▶ **DO THIS**
Copy every line of the data exactly, leaving nothing out.

Stored data entries
--- start ---
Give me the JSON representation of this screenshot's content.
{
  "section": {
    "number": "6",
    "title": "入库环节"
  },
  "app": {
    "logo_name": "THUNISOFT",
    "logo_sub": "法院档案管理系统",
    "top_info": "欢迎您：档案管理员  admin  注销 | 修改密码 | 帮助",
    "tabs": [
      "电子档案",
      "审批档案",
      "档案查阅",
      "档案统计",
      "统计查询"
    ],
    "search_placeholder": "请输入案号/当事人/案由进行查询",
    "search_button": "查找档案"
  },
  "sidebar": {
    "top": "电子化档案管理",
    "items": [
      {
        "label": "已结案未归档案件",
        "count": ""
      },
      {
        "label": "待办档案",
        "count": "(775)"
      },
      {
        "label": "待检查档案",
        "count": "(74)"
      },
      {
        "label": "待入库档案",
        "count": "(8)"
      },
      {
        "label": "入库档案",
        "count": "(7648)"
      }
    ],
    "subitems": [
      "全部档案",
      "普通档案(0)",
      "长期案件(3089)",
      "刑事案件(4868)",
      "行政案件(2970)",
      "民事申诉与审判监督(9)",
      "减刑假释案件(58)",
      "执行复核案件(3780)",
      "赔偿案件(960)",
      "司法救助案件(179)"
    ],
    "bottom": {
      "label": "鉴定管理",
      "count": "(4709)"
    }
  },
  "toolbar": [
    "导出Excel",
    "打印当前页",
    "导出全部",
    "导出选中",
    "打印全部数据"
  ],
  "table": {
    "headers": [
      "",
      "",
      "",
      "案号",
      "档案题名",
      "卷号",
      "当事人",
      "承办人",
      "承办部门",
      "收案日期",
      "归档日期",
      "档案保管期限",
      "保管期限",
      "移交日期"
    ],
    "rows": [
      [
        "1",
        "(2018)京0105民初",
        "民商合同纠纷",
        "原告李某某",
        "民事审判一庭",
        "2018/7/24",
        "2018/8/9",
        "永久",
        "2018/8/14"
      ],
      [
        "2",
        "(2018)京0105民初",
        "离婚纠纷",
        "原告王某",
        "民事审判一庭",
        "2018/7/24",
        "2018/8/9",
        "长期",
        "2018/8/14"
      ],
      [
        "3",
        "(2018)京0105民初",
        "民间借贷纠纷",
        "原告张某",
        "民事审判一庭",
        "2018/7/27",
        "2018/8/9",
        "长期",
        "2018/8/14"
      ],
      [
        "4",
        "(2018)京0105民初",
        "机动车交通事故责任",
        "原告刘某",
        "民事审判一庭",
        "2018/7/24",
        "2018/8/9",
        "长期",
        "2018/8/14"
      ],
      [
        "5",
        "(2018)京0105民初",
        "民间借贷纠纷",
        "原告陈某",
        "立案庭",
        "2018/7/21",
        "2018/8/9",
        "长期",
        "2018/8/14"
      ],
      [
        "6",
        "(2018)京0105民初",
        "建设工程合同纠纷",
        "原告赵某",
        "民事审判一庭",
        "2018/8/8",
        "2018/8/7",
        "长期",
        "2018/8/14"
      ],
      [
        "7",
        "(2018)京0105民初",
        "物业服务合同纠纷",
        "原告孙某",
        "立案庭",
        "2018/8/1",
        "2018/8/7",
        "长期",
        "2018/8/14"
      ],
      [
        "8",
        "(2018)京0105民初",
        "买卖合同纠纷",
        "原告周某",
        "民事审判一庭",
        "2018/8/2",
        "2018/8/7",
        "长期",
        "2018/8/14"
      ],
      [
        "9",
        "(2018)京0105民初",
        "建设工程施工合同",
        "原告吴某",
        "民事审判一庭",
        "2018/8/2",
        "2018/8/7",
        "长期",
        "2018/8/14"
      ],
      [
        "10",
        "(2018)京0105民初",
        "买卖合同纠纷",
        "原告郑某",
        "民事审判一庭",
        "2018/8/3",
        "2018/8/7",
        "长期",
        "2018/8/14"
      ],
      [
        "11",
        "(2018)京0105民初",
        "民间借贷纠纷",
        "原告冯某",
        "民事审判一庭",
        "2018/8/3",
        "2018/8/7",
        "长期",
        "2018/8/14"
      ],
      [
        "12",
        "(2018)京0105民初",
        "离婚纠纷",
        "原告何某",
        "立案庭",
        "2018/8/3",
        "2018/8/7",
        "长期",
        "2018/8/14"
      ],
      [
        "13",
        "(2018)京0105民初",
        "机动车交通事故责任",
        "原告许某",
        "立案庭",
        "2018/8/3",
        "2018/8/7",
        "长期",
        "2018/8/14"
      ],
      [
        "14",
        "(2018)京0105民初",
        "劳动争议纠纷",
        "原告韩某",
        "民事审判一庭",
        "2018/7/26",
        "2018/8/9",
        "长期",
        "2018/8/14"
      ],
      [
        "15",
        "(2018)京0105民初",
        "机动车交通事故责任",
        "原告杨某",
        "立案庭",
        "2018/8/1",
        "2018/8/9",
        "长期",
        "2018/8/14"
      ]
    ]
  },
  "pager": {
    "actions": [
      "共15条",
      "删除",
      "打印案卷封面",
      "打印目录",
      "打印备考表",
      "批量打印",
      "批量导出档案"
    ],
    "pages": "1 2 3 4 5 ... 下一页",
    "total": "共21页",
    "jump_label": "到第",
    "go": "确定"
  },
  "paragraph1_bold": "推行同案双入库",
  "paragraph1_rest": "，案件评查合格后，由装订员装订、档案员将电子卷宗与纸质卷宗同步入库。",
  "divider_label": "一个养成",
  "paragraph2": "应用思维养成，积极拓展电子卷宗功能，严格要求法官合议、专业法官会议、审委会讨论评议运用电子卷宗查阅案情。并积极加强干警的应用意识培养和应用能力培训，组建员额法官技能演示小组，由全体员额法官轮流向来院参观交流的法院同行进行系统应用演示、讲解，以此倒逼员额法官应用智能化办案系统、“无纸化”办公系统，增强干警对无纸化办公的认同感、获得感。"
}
--- end ---
▶ **OUTPUT BELOW**
Give me the JSON representation of this screenshot's content.
{
  "section": {
    "number": "6",
    "title": "入库环节"
  },
  "app": {
    "logo_name": "THUNISOFT",
    "logo_sub": "法院档案管理系统",
    "top_info": "欢迎您：档案管理员  admin  注销 | 修改密码 | 帮助",
    "tabs": [
      "电子档案",
      "审批档案",
      "档案查阅",
      "档案统计",
      "统计查询"
    ],
    "search_placeholder": "请输入案号/当事人/案由进行查询",
    "search_button": "查找档案"
  },
  "sidebar": {
    "top": "电子化档案管理",
    "items": [
      {
        "label": "已结案未归档案件",
        "count": ""
      },
      {
        "label": "待办档案",
        "count": "(775)"
      },
      {
        "label": "待检查档案",
        "count": "(74)"
      },
      {
        "label": "待入库档案",
        "count": "(8)"
      },
      {
        "label": "入库档案",
        "count": "(7648)"
      }
    ],
    "subitems": [
      "全部档案",
      "普通档案(0)",
      "长期案件(3089)",
      "刑事案件(4868)",
      "行政案件(2970)",
      "民事申诉与审判监督(9)",
      "减刑假释案件(58)",
      "执行复核案件(3780)",
      "赔偿案件(960)",
      "司法救助案件(179)"
    ],
    "bottom": {
      "label": "鉴定管理",
      "count": "(4709)"
    }
  },
  "toolbar": [
    "导出Excel",
    "打印当前页",
    "导出全部",
    "导出选中",
    "打印全部数据"
  ],
  "table": {
    "headers": [
      "",
      "",
      "",
      "案号",
      "档案题名",
      "卷号",
      "当事人",
      "承办人",
      "承办部门",
      "收案日期",
      "归档日期",
      "档案保管期限",
      "保管期限",
      "移交日期"
    ],
    "rows": [
      [
        "1",
        "(2018)京0105民初",
        "民商合同纠纷",
        "原告李某某",
        "民事审判一庭",
        "2018/7/24",
        "2018/8/9",
        "永久",
        "2018/8/14"
      ],
      [
        "2",
        "(2018)京0105民初",
        "离婚纠纷",
        "原告王某",
        "民事审判一庭",
        "2018/7/24",
        "2018/8/9",
        "长期",
        "2018/8/14"
      ],
      [
        "3",
        "(2018)京0105民初",
        "民间借贷纠纷",
        "原告张某",
        "民事审判一庭",
        "2018/7/27",
        "2018/8/9",
        "长期",
        "2018/8/14"
      ],
      [
        "4",
        "(2018)京0105民初",
        "机动车交通事故责任",
        "原告刘某",
        "民事审判一庭",
        "2018/7/24",
        "2018/8/9",
        "长期",
        "2018/8/14"
      ],
      [
        "5",
        "(2018)京0105民初",
        "民间借贷纠纷",
        "原告陈某",
        "立案庭",
        "2018/7/21",
        "2018/8/9",
        "长期",
        "2018/8/14"
      ],
      [
        "6",
        "(2018)京0105民初",
        "建设工程合同纠纷",
        "原告赵某",
        "民事审判一庭",
        "2018/8/8",
        "2018/8/7",
        "长期",
        "2018/8/14"
      ],
      [
        "7",
        "(2018)京0105民初",
        "物业服务合同纠纷",
        "原告孙某",
        "立案庭",
        "2018/8/1",
        "2018/8/7",
        "长期",
        "2018/8/14"
      ],
      [
        "8",
        "(2018)京0105民初",
        "买卖合同纠纷",
        "原告周某",
        "民事审判一庭",
        "2018/8/2",
        "2018/8/7",
        "长期",
        "2018/8/14"
      ],
      [
        "9",
        "(2018)京0105民初",
        "建设工程施工合同",
        "原告吴某",
        "民事审判一庭",
        "2018/8/2",
        "2018/8/7",
        "长期",
        "2018/8/14"
      ],
      [
        "10",
        "(2018)京0105民初",
        "买卖合同纠纷",
        "原告郑某",
        "民事审判一庭",
        "2018/8/3",
        "2018/8/7",
        "长期",
        "2018/8/14"
      ],
      [
        "11",
        "(2018)京0105民初",
        "民间借贷纠纷",
        "原告冯某",
        "民事审判一庭",
        "2018/8/3",
        "2018/8/7",
        "长期",
        "2018/8/14"
      ],
      [
        "12",
        "(2018)京0105民初",
        "离婚纠纷",
        "原告何某",
        "立案庭",
        "2018/8/3",
        "2018/8/7",
        "长期",
        "2018/8/14"
      ],
      [
        "13",
        "(2018)京0105民初",
        "机动车交通事故责任",
        "原告许某",
        "立案庭",
        "2018/8/3",
        "2018/8/7",
        "长期",
        "2018/8/14"
      ],
      [
        "14",
        "(2018)京0105民初",
        "劳动争议纠纷",
        "原告韩某",
        "民事审判一庭",
        "2018/7/26",
        "2018/8/9",
        "长期",
        "2018/8/14"
      ],
      [
        "15",
        "(2018)京0105民初",
        "机动车交通事故责任",
        "原告杨某",
        "立案庭",
        "2018/8/1",
        "2018/8/9",
        "长期",
        "2018/8/14"
      ]
    ]
  },
  "pager": {
    "actions": [
      "共15条",
      "删除",
      "打印案卷封面",
      "打印目录",
      "打印备考表",
      "批量打印",
      "批量导出档案"
    ],
    "pages": "1 2 3 4 5 ... 下一页",
    "total": "共21页",
    "jump_label": "到第",
    "go": "确定"
  },
  "paragraph1_bold": "推行同案双入库",
  "paragraph1_rest": "，案件评查合格后，由装订员装订、档案员将电子卷宗与纸质卷宗同步入库。",
  "divider_label": "一个养成",
  "paragraph2": "应用思维养成，积极拓展电子卷宗功能，严格要求法官合议、专业法官会议、审委会讨论评议运用电子卷宗查阅案情。并积极加强干警的应用意识培养和应用能力培训，组建员额法官技能演示小组，由全体员额法官轮流向来院参观交流的法院同行进行系统应用演示、讲解，以此倒逼员额法官应用智能化办案系统、“无纸化”办公系统，增强干警对无纸化办公的认同感、获得感。"
}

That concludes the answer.